* WORK TO DO
Below is some material; set it all down exactly, apart from the pictures.

* EXTRACTED RECORDS
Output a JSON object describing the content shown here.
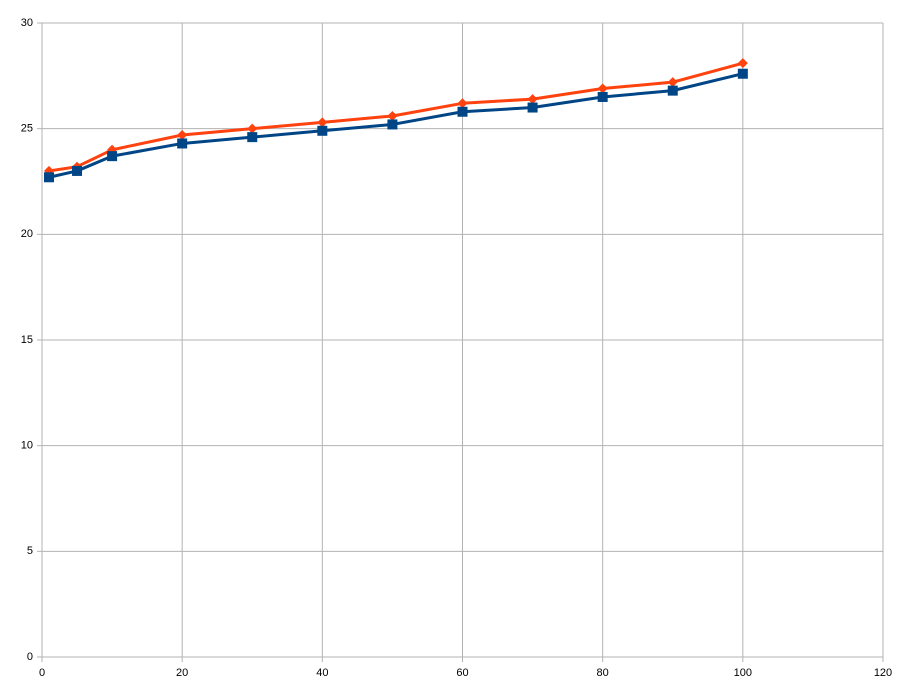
{
  "chart_data": {
    "type": "line",
    "x": [
      1,
      5,
      10,
      20,
      30,
      40,
      50,
      60,
      70,
      80,
      90,
      100
    ],
    "series": [
      {
        "color": "#ff420e",
        "marker": "diamond",
        "values": [
          23.0,
          23.2,
          24.0,
          24.7,
          25.0,
          25.3,
          25.6,
          26.2,
          26.4,
          26.9,
          27.2,
          28.1
        ]
      },
      {
        "color": "#004586",
        "marker": "square",
        "values": [
          22.7,
          23.0,
          23.7,
          24.3,
          24.6,
          24.9,
          25.2,
          25.8,
          26.0,
          26.5,
          26.8,
          27.6
        ]
      }
    ],
    "xlim": [
      0,
      120
    ],
    "xticks": [
      0,
      20,
      40,
      60,
      80,
      100,
      120
    ],
    "ylim": [
      0,
      30
    ],
    "yticks": [
      0,
      5,
      10,
      15,
      20,
      25,
      30
    ],
    "grid": true
  }
}
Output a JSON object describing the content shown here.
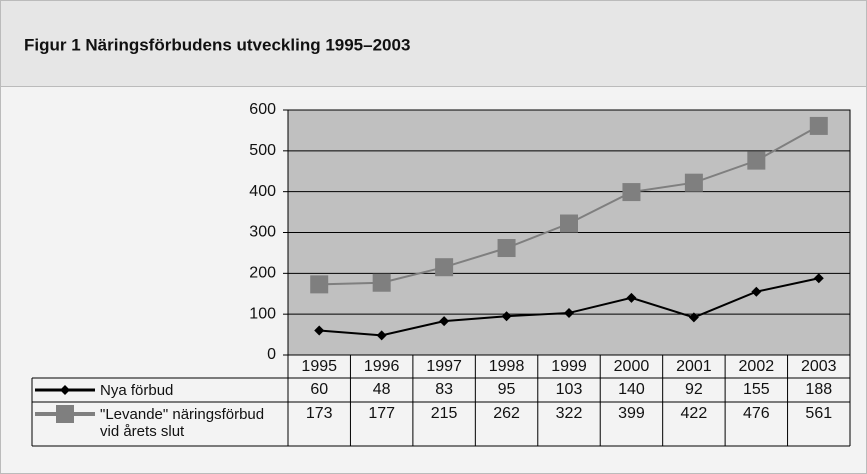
{
  "chart_data": {
    "type": "line",
    "title": "Figur 1  Näringsförbudens utveckling 1995–2003",
    "categories": [
      "1995",
      "1996",
      "1997",
      "1998",
      "1999",
      "2000",
      "2001",
      "2002",
      "2003"
    ],
    "series": [
      {
        "name": "Nya förbud",
        "color": "#000000",
        "marker": "diamond",
        "values": [
          60,
          48,
          83,
          95,
          103,
          140,
          92,
          155,
          188
        ]
      },
      {
        "name": "\"Levande\" näringsförbud vid årets slut",
        "color": "#7f7f7f",
        "marker": "square",
        "values": [
          173,
          177,
          215,
          262,
          322,
          399,
          422,
          476,
          561
        ]
      }
    ],
    "ylim": [
      0,
      600
    ],
    "yticks": [
      0,
      100,
      200,
      300,
      400,
      500,
      600
    ],
    "grid": true,
    "plot_background": "#c0c0c0"
  }
}
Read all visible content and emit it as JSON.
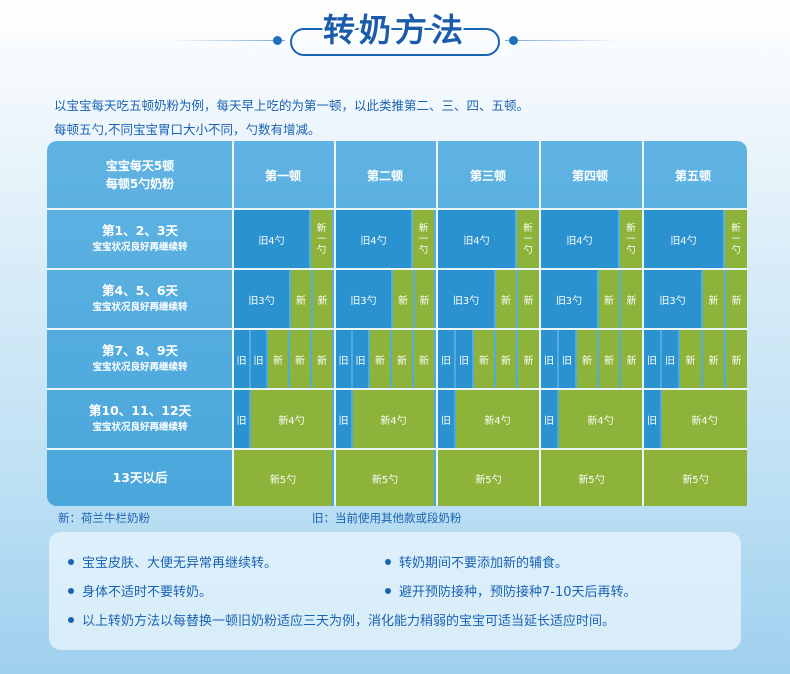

* SOLUTION FOR THIS EXERCISE
Output a JSON object describing the content shown here.
{
  "chart_data": {
    "type": "line",
    "x": [
      1,
      5,
      10,
      20,
      30,
      40,
      50,
      60,
      70,
      80,
      90,
      100
    ],
    "series": [
      {
        "color": "#ff420e",
        "marker": "diamond",
        "values": [
          23.0,
          23.2,
          24.0,
          24.7,
          25.0,
          25.3,
          25.6,
          26.2,
          26.4,
          26.9,
          27.2,
          28.1
        ]
      },
      {
        "color": "#004586",
        "marker": "square",
        "values": [
          22.7,
          23.0,
          23.7,
          24.3,
          24.6,
          24.9,
          25.2,
          25.8,
          26.0,
          26.5,
          26.8,
          27.6
        ]
      }
    ],
    "xlim": [
      0,
      120
    ],
    "xticks": [
      0,
      20,
      40,
      60,
      80,
      100,
      120
    ],
    "ylim": [
      0,
      30
    ],
    "yticks": [
      0,
      5,
      10,
      15,
      20,
      25,
      30
    ],
    "grid": true
  }
}
Output a JSON object describing the content shown here.
{
  "chart_data": {
    "type": "line",
    "title": "Figur 1  Näringsförbudens utveckling 1995–2003",
    "categories": [
      "1995",
      "1996",
      "1997",
      "1998",
      "1999",
      "2000",
      "2001",
      "2002",
      "2003"
    ],
    "series": [
      {
        "name": "Nya förbud",
        "color": "#000000",
        "marker": "diamond",
        "values": [
          60,
          48,
          83,
          95,
          103,
          140,
          92,
          155,
          188
        ]
      },
      {
        "name": "\"Levande\" näringsförbud vid årets slut",
        "color": "#7f7f7f",
        "marker": "square",
        "values": [
          173,
          177,
          215,
          262,
          322,
          399,
          422,
          476,
          561
        ]
      }
    ],
    "ylim": [
      0,
      600
    ],
    "yticks": [
      0,
      100,
      200,
      300,
      400,
      500,
      600
    ],
    "grid": true,
    "plot_background": "#c0c0c0"
  }
}
Read all visible content and emit it as JSON.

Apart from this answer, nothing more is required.